=== Directions ===
Output an exact reproduction of the data.

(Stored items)
┌──

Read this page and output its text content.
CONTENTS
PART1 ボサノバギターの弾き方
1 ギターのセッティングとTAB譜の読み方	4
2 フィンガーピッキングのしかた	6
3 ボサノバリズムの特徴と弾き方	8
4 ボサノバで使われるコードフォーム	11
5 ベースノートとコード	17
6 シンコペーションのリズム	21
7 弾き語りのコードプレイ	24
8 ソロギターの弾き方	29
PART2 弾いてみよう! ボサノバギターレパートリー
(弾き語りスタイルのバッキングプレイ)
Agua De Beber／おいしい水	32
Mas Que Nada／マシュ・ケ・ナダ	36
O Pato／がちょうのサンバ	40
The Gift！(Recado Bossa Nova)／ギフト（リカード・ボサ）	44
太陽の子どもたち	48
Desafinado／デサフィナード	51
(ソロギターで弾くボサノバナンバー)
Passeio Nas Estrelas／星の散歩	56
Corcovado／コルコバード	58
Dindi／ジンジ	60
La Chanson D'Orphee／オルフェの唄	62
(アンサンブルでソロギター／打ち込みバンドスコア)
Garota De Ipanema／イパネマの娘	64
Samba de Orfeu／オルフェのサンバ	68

└──

=== Solution to the problem ===
Read this page and output its text content.
CONTENTS
PART1 ボサノバギターの弾き方
1 ギターのセッティングとTAB譜の読み方	4
2 フィンガーピッキングのしかた	6
3 ボサノバリズムの特徴と弾き方	8
4 ボサノバで使われるコードフォーム	11
5 ベースノートとコード	17
6 シンコペーションのリズム	21
7 弾き語りのコードプレイ	24
8 ソロギターの弾き方	29
PART2 弾いてみよう! ボサノバギターレパートリー
(弾き語りスタイルのバッキングプレイ)
Agua De Beber／おいしい水	32
Mas Que Nada／マシュ・ケ・ナダ	36
O Pato／がちょうのサンバ	40
The Gift！(Recado Bossa Nova)／ギフト（リカード・ボサ）	44
太陽の子どもたち	48
Desafinado／デサフィナード	51
(ソロギターで弾くボサノバナンバー)
Passeio Nas Estrelas／星の散歩	56
Corcovado／コルコバード	58
Dindi／ジンジ	60
La Chanson D'Orphee／オルフェの唄	62
(アンサンブルでソロギター／打ち込みバンドスコア)
Garota De Ipanema／イパネマの娘	64
Samba de Orfeu／オルフェのサンバ	68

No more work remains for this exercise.